— Start of Material —

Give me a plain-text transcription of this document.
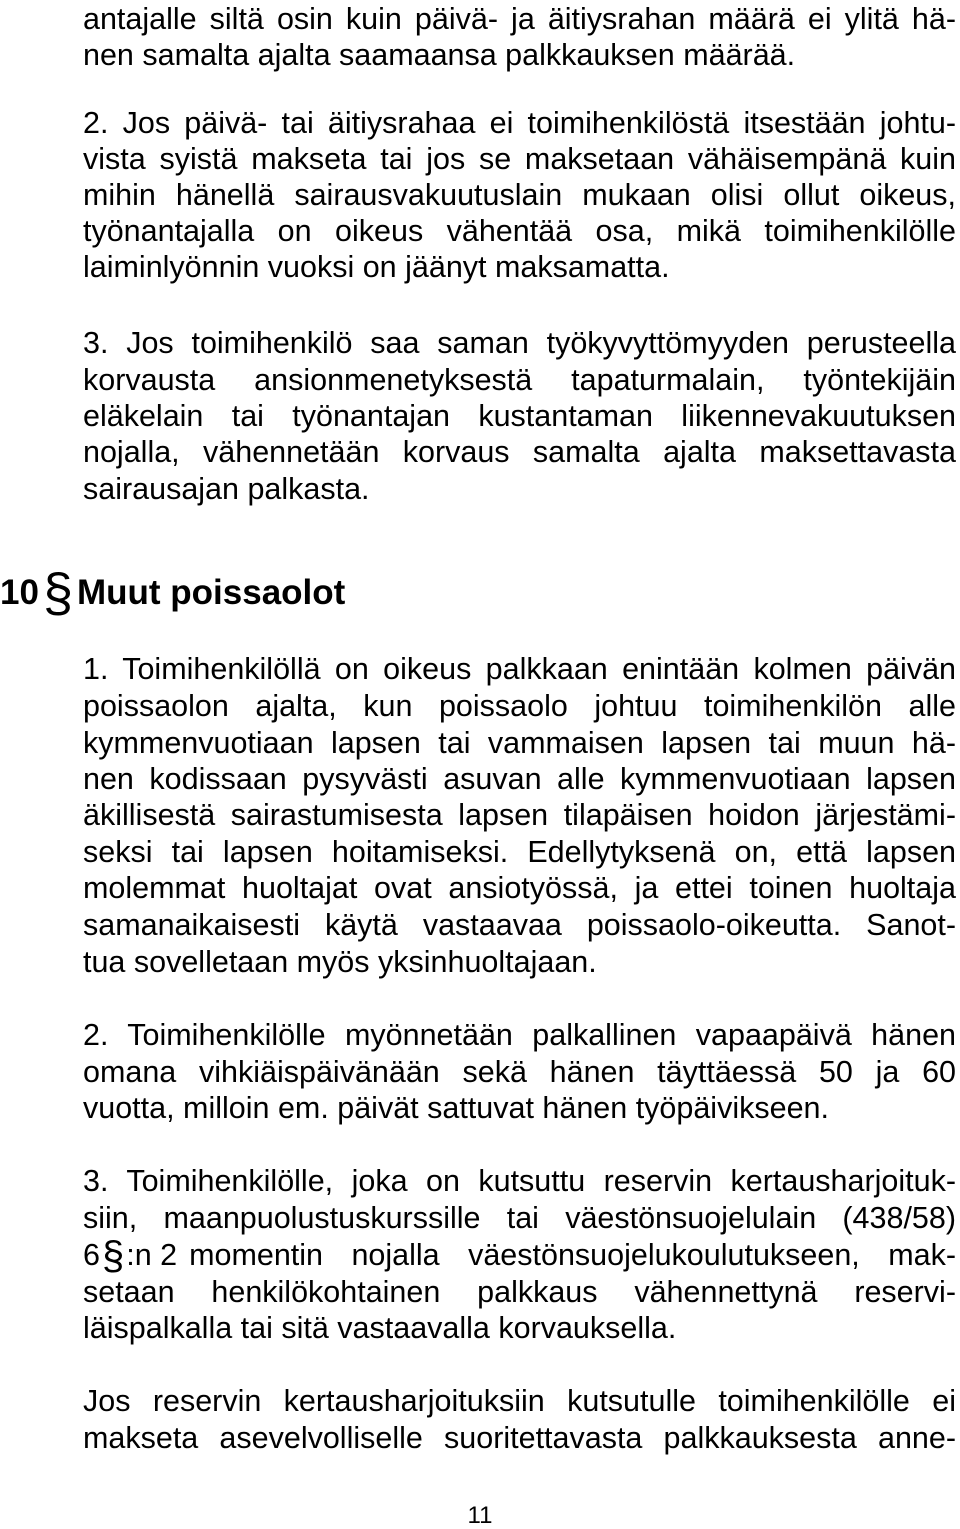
antajalle siltä osin kuin päivä- ja äitiysrahan määrä ei ylitä hä-

nen samalta ajalta saamaansa palkkauksen määrää.

2. Jos päivä- tai äitiysrahaa ei toimihenkilöstä itsestään johtu-

vista syistä makseta tai jos se maksetaan vähäisempänä kuin

mihin hänellä sairausvakuutuslain mukaan olisi ollut oikeus,

työnantajalla on oikeus vähentää osa, mikä toimihenkilölle

laiminlyönnin vuoksi on jäänyt maksamatta.

3. Jos toimihenkilö saa saman työkyvyttömyyden perusteella

korvausta ansionmenetyksestä tapaturmalain, työntekijäin

eläkelain tai työnantajan kustantaman liikennevakuutuksen

nojalla, vähennetään korvaus samalta ajalta maksettavasta

sairausajan palkasta.

10§ Muut poissaolot

1. Toimihenkilöllä on oikeus palkkaan enintään kolmen päivän

poissaolon ajalta, kun poissaolo johtuu toimihenkilön alle

kymmenvuotiaan lapsen tai vammaisen lapsen tai muun hä-

nen kodissaan pysyvästi asuvan alle kymmenvuotiaan lapsen

äkillisestä sairastumisesta lapsen tilapäisen hoidon järjestämi-

seksi tai lapsen hoitamiseksi. Edellytyksenä on, että lapsen

molemmat huoltajat ovat ansiotyössä, ja ettei toinen huoltaja

samanaikaisesti käytä vastaavaa poissaolo-oikeutta. Sanot-

tua sovelletaan myös yksinhuoltajaan.

2. Toimihenkilölle myönnetään palkallinen vapaapäivä hänen

omana vihkiäispäivänään sekä hänen täyttäessä 50 ja 60

vuotta, milloin em. päivät sattuvat hänen työpäivikseen.

3. Toimihenkilölle, joka on kutsuttu reservin kertausharjoituk-

siin, maanpuolustuskurssille tai väestönsuojelulain (438/58)

6§:n 2 momentin nojalla väestönsuojelukoulutukseen, mak-

setaan henkilökohtainen palkkaus vähennettynä reservi-

läispalkalla tai sitä vastaavalla korvauksella.

Jos reservin kertausharjoituksiin kutsutulle toimihenkilölle ei

makseta asevelvolliselle suoritettavasta palkkauksesta anne-

11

— End of Material —

Spot every line that holds "hänen" and copy it.

> [Task result]:
2. Toimihenkilölle myönnetään palkallinen vapaapäivä hänen
omana vihkiäispäivänään sekä hänen täyttäessä 50 ja 60
vuotta, milloin em. päivät sattuvat hänen työpäivikseen.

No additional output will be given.